##### RECORDED DATA
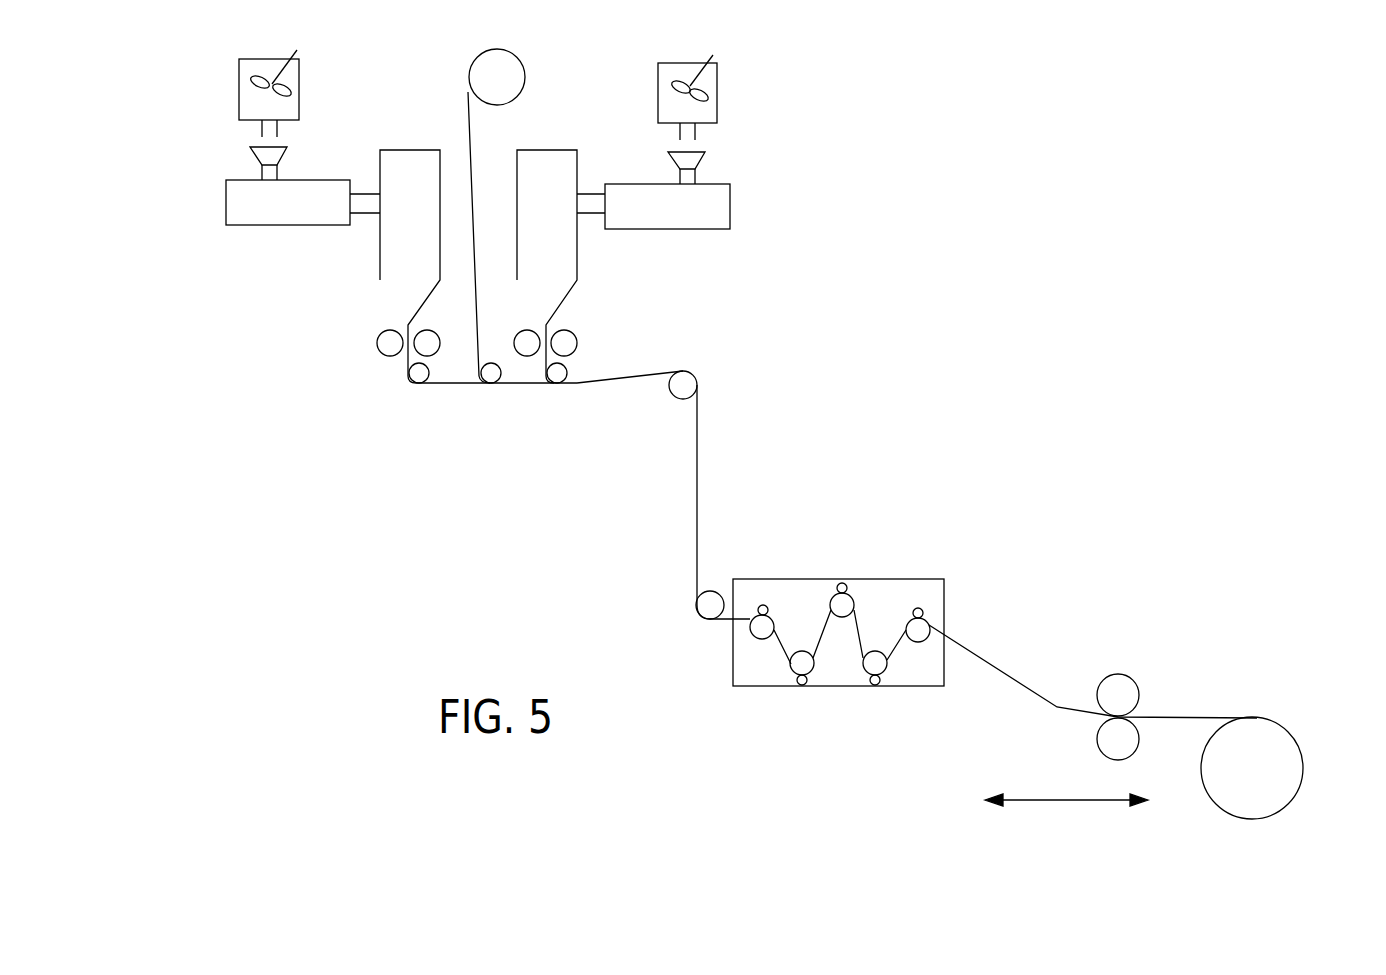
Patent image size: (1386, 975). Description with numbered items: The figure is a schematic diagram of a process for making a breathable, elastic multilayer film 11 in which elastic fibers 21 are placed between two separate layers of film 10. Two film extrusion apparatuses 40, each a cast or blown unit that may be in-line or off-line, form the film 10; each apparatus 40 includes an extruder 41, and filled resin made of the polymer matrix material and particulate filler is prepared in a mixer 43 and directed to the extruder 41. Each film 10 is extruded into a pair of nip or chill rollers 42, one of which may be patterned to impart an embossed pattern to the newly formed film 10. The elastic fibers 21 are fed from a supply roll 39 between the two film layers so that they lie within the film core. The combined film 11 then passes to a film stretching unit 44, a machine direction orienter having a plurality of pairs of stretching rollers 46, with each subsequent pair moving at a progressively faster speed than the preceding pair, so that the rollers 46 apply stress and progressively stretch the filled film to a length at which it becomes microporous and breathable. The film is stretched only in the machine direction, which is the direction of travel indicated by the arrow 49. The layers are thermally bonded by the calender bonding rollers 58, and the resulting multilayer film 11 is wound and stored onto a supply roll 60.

The film 10 is at (440, 385).
The multilayer film 11 is at (697, 437).
The elastic fibers 21 is at (468, 110).
The supply roll 39 is at (513, 72).
The film extrusion apparatus 40 is at (412, 157).
The extruder 41 is at (235, 206).
The nip or chill rollers 42 is at (378, 343).
The mixer 43 is at (245, 103).
The film stretching unit 44 is at (872, 560).
The stretching rollers 46 is at (763, 605).
The arrow 49 is at (1060, 803).
The calender bonding rollers 58 is at (1140, 685).
The supply roll 60 is at (1302, 750).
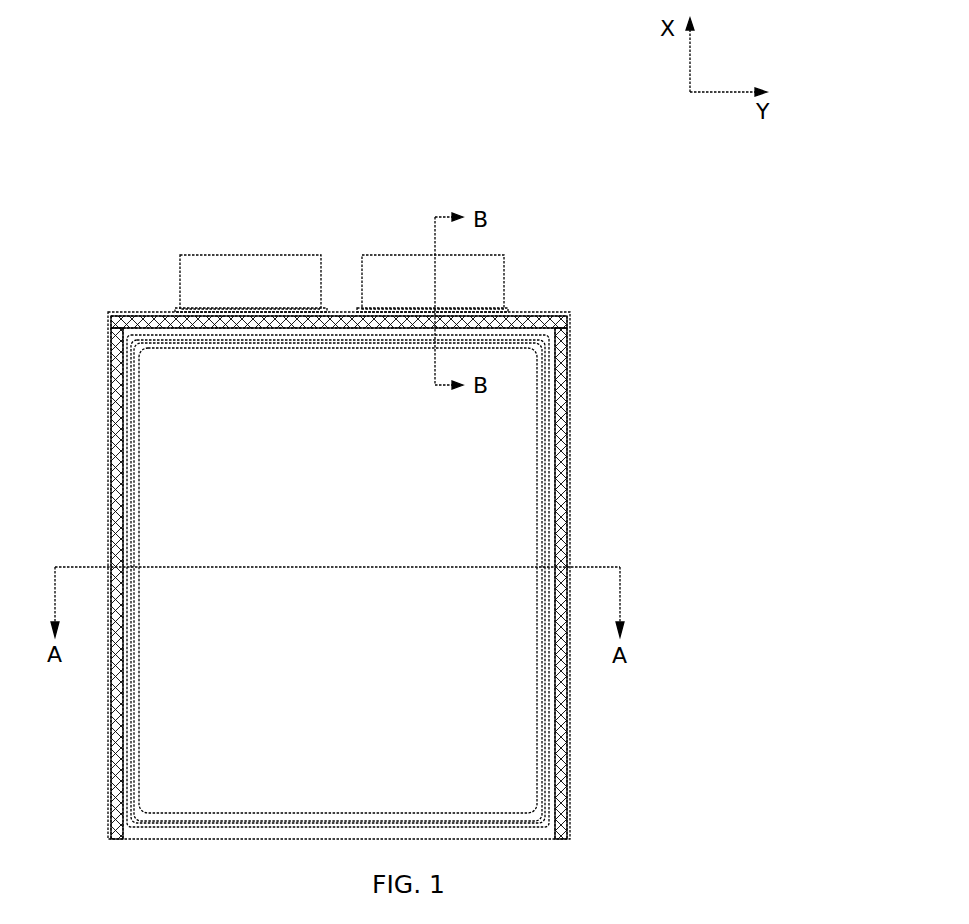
##########
**EXERCISE TASK**
Put every line of the listing above into a JSON list of strings, one string per line, skipping blank lines. Leave the pictures out.

**SOLUTION TO THE EXERCISE**
[
  "Patent image size: (1386, 975). Description with numbered items: The figure is a schematic diagram of a process for making a breathable, elastic multilayer film 11 in which elastic fibers 21 are placed between two separate layers of film 10. Two film extrusion apparatuses 40, each a cast or blown unit that may be in-line or off-line, form the film 10; each apparatus 40 includes an extruder 41, and filled resin made of the polymer matrix material and particulate filler is prepared in a mixer 43 and directed to the extruder 41. Each film 10 is extruded into a pair of nip or chill rollers 42, one of which may be patterned to impart an embossed pattern to the newly formed film 10. The elastic fibers 21 are fed from a supply roll 39 between the two film layers so that they lie within the film core. The combined film 11 then passes to a film stretching unit 44, a machine direction orienter having a plurality of pairs of stretching rollers 46, with each subsequent pair moving at a progressively faster speed than the preceding pair, so that the rollers 46 apply stress and progressively stretch the filled film to a length at which it becomes microporous and breathable. The film is stretched only in the machine direction, which is the direction of travel indicated by the arrow 49. The layers are thermally bonded by the calender bonding rollers 58, and the resulting multilayer film 11 is wound and stored onto a supply roll 60.",
  "The film 10 is at (440, 385).",
  "The multilayer film 11 is at (697, 437).",
  "The elastic fibers 21 is at (468, 110).",
  "The supply roll 39 is at (513, 72).",
  "The film extrusion apparatus 40 is at (412, 157).",
  "The extruder 41 is at (235, 206).",
  "The nip or chill rollers 42 is at (378, 343).",
  "The mixer 43 is at (245, 103).",
  "The film stretching unit 44 is at (872, 560).",
  "The stretching rollers 46 is at (763, 605).",
  "The arrow 49 is at (1060, 803).",
  "The calender bonding rollers 58 is at (1140, 685).",
  "The supply roll 60 is at (1302, 750)."
]